*Given problem*.
Transcribe every entry below word for word, but skip the pictures.

+-------+

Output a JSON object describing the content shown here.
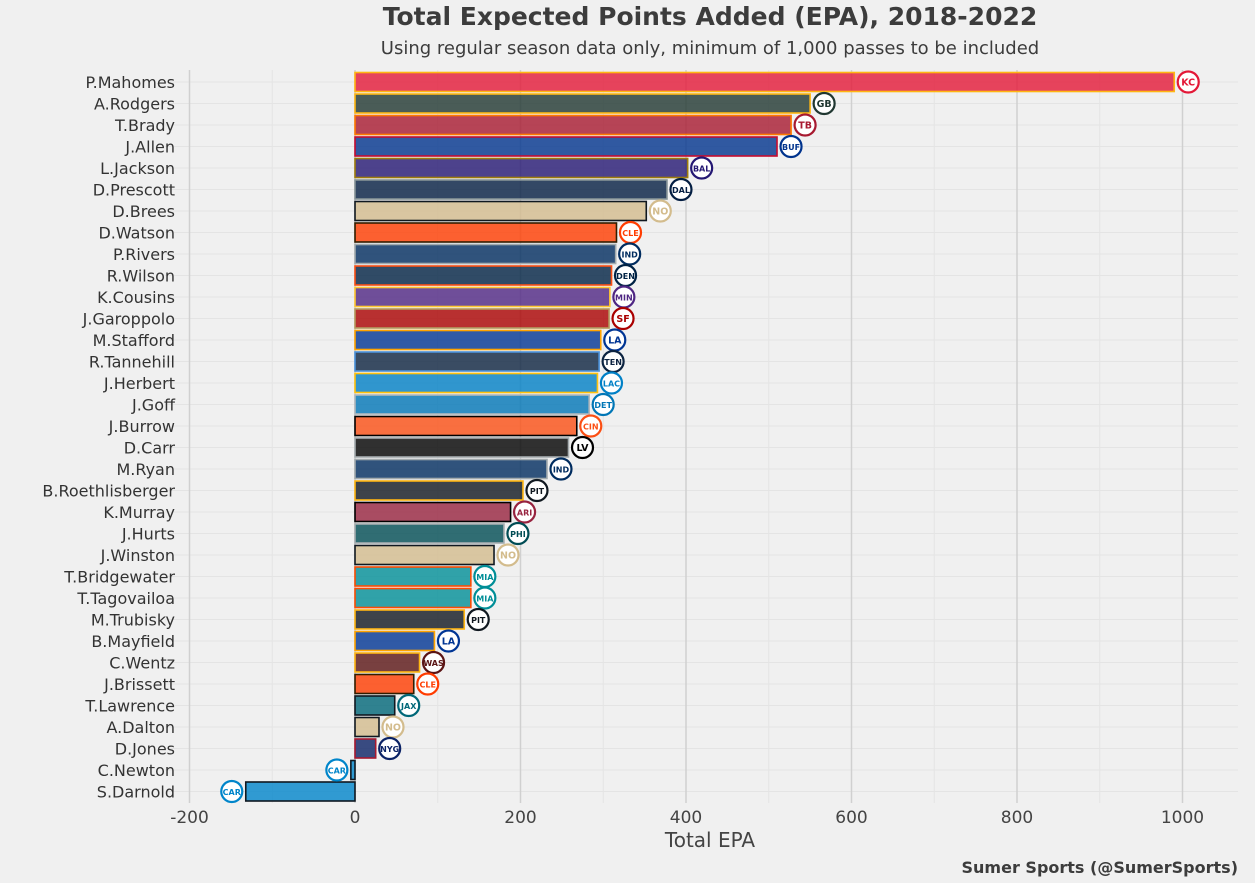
{
  "colors": {
    "background": "#f0f0f0",
    "grid_major": "#d0d0d0",
    "grid_minor": "#e4e4e4"
  },
  "chart_data": {
    "type": "bar",
    "orientation": "horizontal",
    "title": "Total Expected Points Added (EPA), 2018-2022",
    "subtitle": "Using regular season data only, minimum of 1,000 passes to be included",
    "xlabel": "Total EPA",
    "ylabel": "",
    "xlim": [
      -200,
      1050
    ],
    "xticks": [
      -200,
      0,
      200,
      400,
      600,
      800,
      1000
    ],
    "grid": true,
    "credit": "Sumer Sports (@SumerSports)",
    "bars": [
      {
        "player": "P.Mahomes",
        "value": 990,
        "team": "KC",
        "fill": "#E31837",
        "edge": "#FFB612"
      },
      {
        "player": "A.Rodgers",
        "value": 550,
        "team": "GB",
        "fill": "#203731",
        "edge": "#FFB612"
      },
      {
        "player": "T.Brady",
        "value": 527,
        "team": "TB",
        "fill": "#A71930",
        "edge": "#FF7900"
      },
      {
        "player": "J.Allen",
        "value": 510,
        "team": "BUF",
        "fill": "#00338D",
        "edge": "#C60C30"
      },
      {
        "player": "L.Jackson",
        "value": 402,
        "team": "BAL",
        "fill": "#241773",
        "edge": "#9E7C0C"
      },
      {
        "player": "D.Prescott",
        "value": 377,
        "team": "DAL",
        "fill": "#041E42",
        "edge": "#869397"
      },
      {
        "player": "D.Brees",
        "value": 352,
        "team": "NO",
        "fill": "#D3BC8D",
        "edge": "#101820"
      },
      {
        "player": "D.Watson",
        "value": 316,
        "team": "CLE",
        "fill": "#FF3C00",
        "edge": "#311D00"
      },
      {
        "player": "P.Rivers",
        "value": 315,
        "team": "IND",
        "fill": "#002C5F",
        "edge": "#A2AAAD"
      },
      {
        "player": "R.Wilson",
        "value": 310,
        "team": "DEN",
        "fill": "#002244",
        "edge": "#FB4F14"
      },
      {
        "player": "K.Cousins",
        "value": 308,
        "team": "MIN",
        "fill": "#4F2683",
        "edge": "#FFC62F"
      },
      {
        "player": "J.Garoppolo",
        "value": 307,
        "team": "SF",
        "fill": "#AA0000",
        "edge": "#B3995D"
      },
      {
        "player": "M.Stafford",
        "value": 297,
        "team": "LA",
        "fill": "#003594",
        "edge": "#FFA300"
      },
      {
        "player": "R.Tannehill",
        "value": 295,
        "team": "TEN",
        "fill": "#0C2340",
        "edge": "#4B92DB"
      },
      {
        "player": "J.Herbert",
        "value": 293,
        "team": "LAC",
        "fill": "#0080C6",
        "edge": "#FFC20E"
      },
      {
        "player": "J.Goff",
        "value": 283,
        "team": "DET",
        "fill": "#0076B6",
        "edge": "#B0B7BC"
      },
      {
        "player": "J.Burrow",
        "value": 268,
        "team": "CIN",
        "fill": "#FB4F14",
        "edge": "#000000"
      },
      {
        "player": "D.Carr",
        "value": 258,
        "team": "LV",
        "fill": "#000000",
        "edge": "#A5ACAF"
      },
      {
        "player": "M.Ryan",
        "value": 232,
        "team": "IND",
        "fill": "#002C5F",
        "edge": "#A2AAAD"
      },
      {
        "player": "B.Roethlisberger",
        "value": 203,
        "team": "PIT",
        "fill": "#101820",
        "edge": "#FFB612"
      },
      {
        "player": "K.Murray",
        "value": 188,
        "team": "ARI",
        "fill": "#97233F",
        "edge": "#000000"
      },
      {
        "player": "J.Hurts",
        "value": 180,
        "team": "PHI",
        "fill": "#004C54",
        "edge": "#A5ACAF"
      },
      {
        "player": "J.Winston",
        "value": 168,
        "team": "NO",
        "fill": "#D3BC8D",
        "edge": "#101820"
      },
      {
        "player": "T.Bridgewater",
        "value": 140,
        "team": "MIA",
        "fill": "#008E97",
        "edge": "#FC4C02"
      },
      {
        "player": "T.Tagovailoa",
        "value": 140,
        "team": "MIA",
        "fill": "#008E97",
        "edge": "#FC4C02"
      },
      {
        "player": "M.Trubisky",
        "value": 132,
        "team": "PIT",
        "fill": "#101820",
        "edge": "#FFB612"
      },
      {
        "player": "B.Mayfield",
        "value": 96,
        "team": "LA",
        "fill": "#003594",
        "edge": "#FFA300"
      },
      {
        "player": "C.Wentz",
        "value": 78,
        "team": "WAS",
        "fill": "#5A1414",
        "edge": "#FFB612"
      },
      {
        "player": "J.Brissett",
        "value": 71,
        "team": "CLE",
        "fill": "#FF3C00",
        "edge": "#311D00"
      },
      {
        "player": "T.Lawrence",
        "value": 48,
        "team": "JAX",
        "fill": "#006778",
        "edge": "#101820"
      },
      {
        "player": "A.Dalton",
        "value": 29,
        "team": "NO",
        "fill": "#D3BC8D",
        "edge": "#101820"
      },
      {
        "player": "D.Jones",
        "value": 25,
        "team": "NYG",
        "fill": "#0B2265",
        "edge": "#A71930"
      },
      {
        "player": "C.Newton",
        "value": -5,
        "team": "CAR",
        "fill": "#0085CA",
        "edge": "#101820"
      },
      {
        "player": "S.Darnold",
        "value": -132,
        "team": "CAR",
        "fill": "#0085CA",
        "edge": "#101820"
      }
    ]
  }
}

+-------+

*Response*.
Output a JSON object describing the content shown here.
{
  "colors": {
    "background": "#f0f0f0",
    "grid_major": "#d0d0d0",
    "grid_minor": "#e4e4e4"
  },
  "chart_data": {
    "type": "bar",
    "orientation": "horizontal",
    "title": "Total Expected Points Added (EPA), 2018-2022",
    "subtitle": "Using regular season data only, minimum of 1,000 passes to be included",
    "xlabel": "Total EPA",
    "ylabel": "",
    "xlim": [
      -200,
      1050
    ],
    "xticks": [
      -200,
      0,
      200,
      400,
      600,
      800,
      1000
    ],
    "grid": true,
    "credit": "Sumer Sports (@SumerSports)",
    "bars": [
      {
        "player": "P.Mahomes",
        "value": 990,
        "team": "KC",
        "fill": "#E31837",
        "edge": "#FFB612"
      },
      {
        "player": "A.Rodgers",
        "value": 550,
        "team": "GB",
        "fill": "#203731",
        "edge": "#FFB612"
      },
      {
        "player": "T.Brady",
        "value": 527,
        "team": "TB",
        "fill": "#A71930",
        "edge": "#FF7900"
      },
      {
        "player": "J.Allen",
        "value": 510,
        "team": "BUF",
        "fill": "#00338D",
        "edge": "#C60C30"
      },
      {
        "player": "L.Jackson",
        "value": 402,
        "team": "BAL",
        "fill": "#241773",
        "edge": "#9E7C0C"
      },
      {
        "player": "D.Prescott",
        "value": 377,
        "team": "DAL",
        "fill": "#041E42",
        "edge": "#869397"
      },
      {
        "player": "D.Brees",
        "value": 352,
        "team": "NO",
        "fill": "#D3BC8D",
        "edge": "#101820"
      },
      {
        "player": "D.Watson",
        "value": 316,
        "team": "CLE",
        "fill": "#FF3C00",
        "edge": "#311D00"
      },
      {
        "player": "P.Rivers",
        "value": 315,
        "team": "IND",
        "fill": "#002C5F",
        "edge": "#A2AAAD"
      },
      {
        "player": "R.Wilson",
        "value": 310,
        "team": "DEN",
        "fill": "#002244",
        "edge": "#FB4F14"
      },
      {
        "player": "K.Cousins",
        "value": 308,
        "team": "MIN",
        "fill": "#4F2683",
        "edge": "#FFC62F"
      },
      {
        "player": "J.Garoppolo",
        "value": 307,
        "team": "SF",
        "fill": "#AA0000",
        "edge": "#B3995D"
      },
      {
        "player": "M.Stafford",
        "value": 297,
        "team": "LA",
        "fill": "#003594",
        "edge": "#FFA300"
      },
      {
        "player": "R.Tannehill",
        "value": 295,
        "team": "TEN",
        "fill": "#0C2340",
        "edge": "#4B92DB"
      },
      {
        "player": "J.Herbert",
        "value": 293,
        "team": "LAC",
        "fill": "#0080C6",
        "edge": "#FFC20E"
      },
      {
        "player": "J.Goff",
        "value": 283,
        "team": "DET",
        "fill": "#0076B6",
        "edge": "#B0B7BC"
      },
      {
        "player": "J.Burrow",
        "value": 268,
        "team": "CIN",
        "fill": "#FB4F14",
        "edge": "#000000"
      },
      {
        "player": "D.Carr",
        "value": 258,
        "team": "LV",
        "fill": "#000000",
        "edge": "#A5ACAF"
      },
      {
        "player": "M.Ryan",
        "value": 232,
        "team": "IND",
        "fill": "#002C5F",
        "edge": "#A2AAAD"
      },
      {
        "player": "B.Roethlisberger",
        "value": 203,
        "team": "PIT",
        "fill": "#101820",
        "edge": "#FFB612"
      },
      {
        "player": "K.Murray",
        "value": 188,
        "team": "ARI",
        "fill": "#97233F",
        "edge": "#000000"
      },
      {
        "player": "J.Hurts",
        "value": 180,
        "team": "PHI",
        "fill": "#004C54",
        "edge": "#A5ACAF"
      },
      {
        "player": "J.Winston",
        "value": 168,
        "team": "NO",
        "fill": "#D3BC8D",
        "edge": "#101820"
      },
      {
        "player": "T.Bridgewater",
        "value": 140,
        "team": "MIA",
        "fill": "#008E97",
        "edge": "#FC4C02"
      },
      {
        "player": "T.Tagovailoa",
        "value": 140,
        "team": "MIA",
        "fill": "#008E97",
        "edge": "#FC4C02"
      },
      {
        "player": "M.Trubisky",
        "value": 132,
        "team": "PIT",
        "fill": "#101820",
        "edge": "#FFB612"
      },
      {
        "player": "B.Mayfield",
        "value": 96,
        "team": "LA",
        "fill": "#003594",
        "edge": "#FFA300"
      },
      {
        "player": "C.Wentz",
        "value": 78,
        "team": "WAS",
        "fill": "#5A1414",
        "edge": "#FFB612"
      },
      {
        "player": "J.Brissett",
        "value": 71,
        "team": "CLE",
        "fill": "#FF3C00",
        "edge": "#311D00"
      },
      {
        "player": "T.Lawrence",
        "value": 48,
        "team": "JAX",
        "fill": "#006778",
        "edge": "#101820"
      },
      {
        "player": "A.Dalton",
        "value": 29,
        "team": "NO",
        "fill": "#D3BC8D",
        "edge": "#101820"
      },
      {
        "player": "D.Jones",
        "value": 25,
        "team": "NYG",
        "fill": "#0B2265",
        "edge": "#A71930"
      },
      {
        "player": "C.Newton",
        "value": -5,
        "team": "CAR",
        "fill": "#0085CA",
        "edge": "#101820"
      },
      {
        "player": "S.Darnold",
        "value": -132,
        "team": "CAR",
        "fill": "#0085CA",
        "edge": "#101820"
      }
    ]
  }
}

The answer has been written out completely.